▶ WRITTEN EXERCISE: Look through the material below. Copy each line that contains the string "learned".

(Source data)
● ● ● ● ● ● ●

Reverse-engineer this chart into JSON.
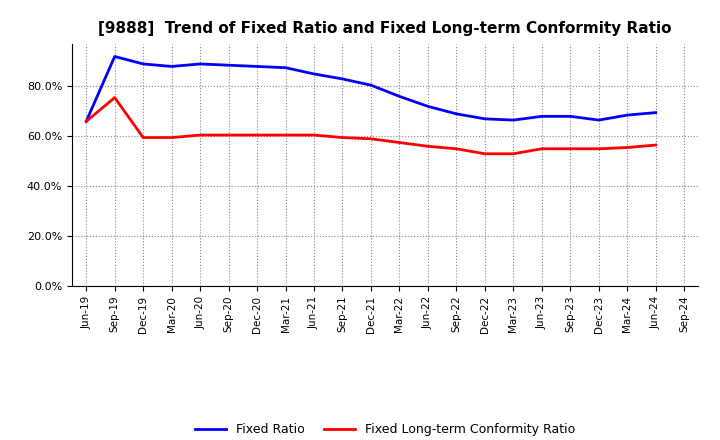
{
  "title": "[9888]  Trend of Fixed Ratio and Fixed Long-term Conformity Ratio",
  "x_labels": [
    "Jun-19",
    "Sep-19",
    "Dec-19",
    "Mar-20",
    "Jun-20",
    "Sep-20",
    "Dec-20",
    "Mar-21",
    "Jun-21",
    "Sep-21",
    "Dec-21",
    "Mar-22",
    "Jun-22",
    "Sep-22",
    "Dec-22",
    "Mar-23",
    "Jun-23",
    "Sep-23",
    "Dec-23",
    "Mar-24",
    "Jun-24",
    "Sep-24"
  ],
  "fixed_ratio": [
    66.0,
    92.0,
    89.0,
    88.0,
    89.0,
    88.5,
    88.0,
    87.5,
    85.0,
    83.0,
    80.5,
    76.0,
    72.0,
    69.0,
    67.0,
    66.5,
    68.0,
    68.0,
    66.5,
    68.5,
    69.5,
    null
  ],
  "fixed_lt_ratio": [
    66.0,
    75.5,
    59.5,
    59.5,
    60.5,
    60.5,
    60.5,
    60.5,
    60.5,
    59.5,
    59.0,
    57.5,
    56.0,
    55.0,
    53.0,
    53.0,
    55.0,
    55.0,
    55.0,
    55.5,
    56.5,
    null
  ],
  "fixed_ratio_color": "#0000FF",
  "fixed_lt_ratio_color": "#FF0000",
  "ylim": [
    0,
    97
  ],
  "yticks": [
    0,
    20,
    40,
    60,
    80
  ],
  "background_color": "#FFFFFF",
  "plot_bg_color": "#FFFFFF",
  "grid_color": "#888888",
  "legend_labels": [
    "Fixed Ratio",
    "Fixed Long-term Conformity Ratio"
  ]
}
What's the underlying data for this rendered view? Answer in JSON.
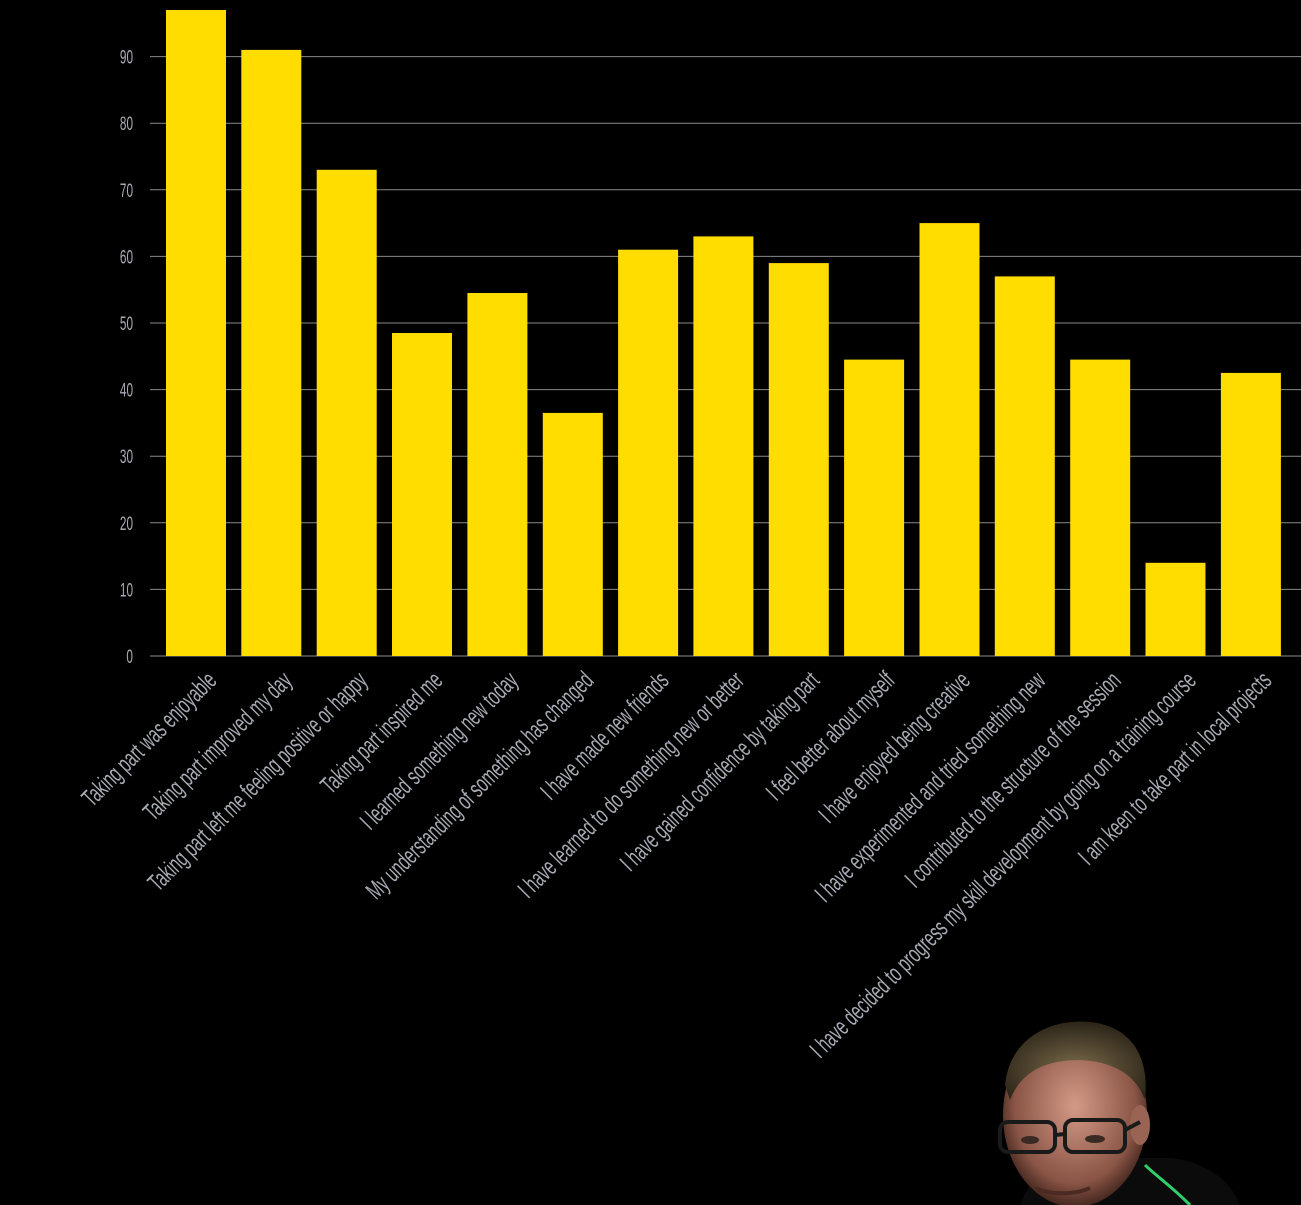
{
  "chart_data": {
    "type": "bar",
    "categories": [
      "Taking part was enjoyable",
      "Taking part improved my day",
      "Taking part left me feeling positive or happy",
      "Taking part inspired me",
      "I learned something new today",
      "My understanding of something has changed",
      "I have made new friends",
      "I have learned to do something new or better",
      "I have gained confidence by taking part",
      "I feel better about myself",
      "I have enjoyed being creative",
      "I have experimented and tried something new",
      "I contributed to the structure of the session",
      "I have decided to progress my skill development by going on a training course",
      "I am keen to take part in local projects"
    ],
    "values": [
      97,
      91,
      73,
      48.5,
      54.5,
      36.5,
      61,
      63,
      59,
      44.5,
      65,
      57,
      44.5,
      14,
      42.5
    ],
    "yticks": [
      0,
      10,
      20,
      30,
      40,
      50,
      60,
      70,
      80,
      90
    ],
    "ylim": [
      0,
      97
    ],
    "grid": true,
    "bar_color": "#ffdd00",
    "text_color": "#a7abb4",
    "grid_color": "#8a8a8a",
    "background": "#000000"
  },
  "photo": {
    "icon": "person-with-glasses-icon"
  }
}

● ● ● ● ● ● ●

▶ TASK RESULT:
      "I learned something new today",
      "I have learned to do something new or better",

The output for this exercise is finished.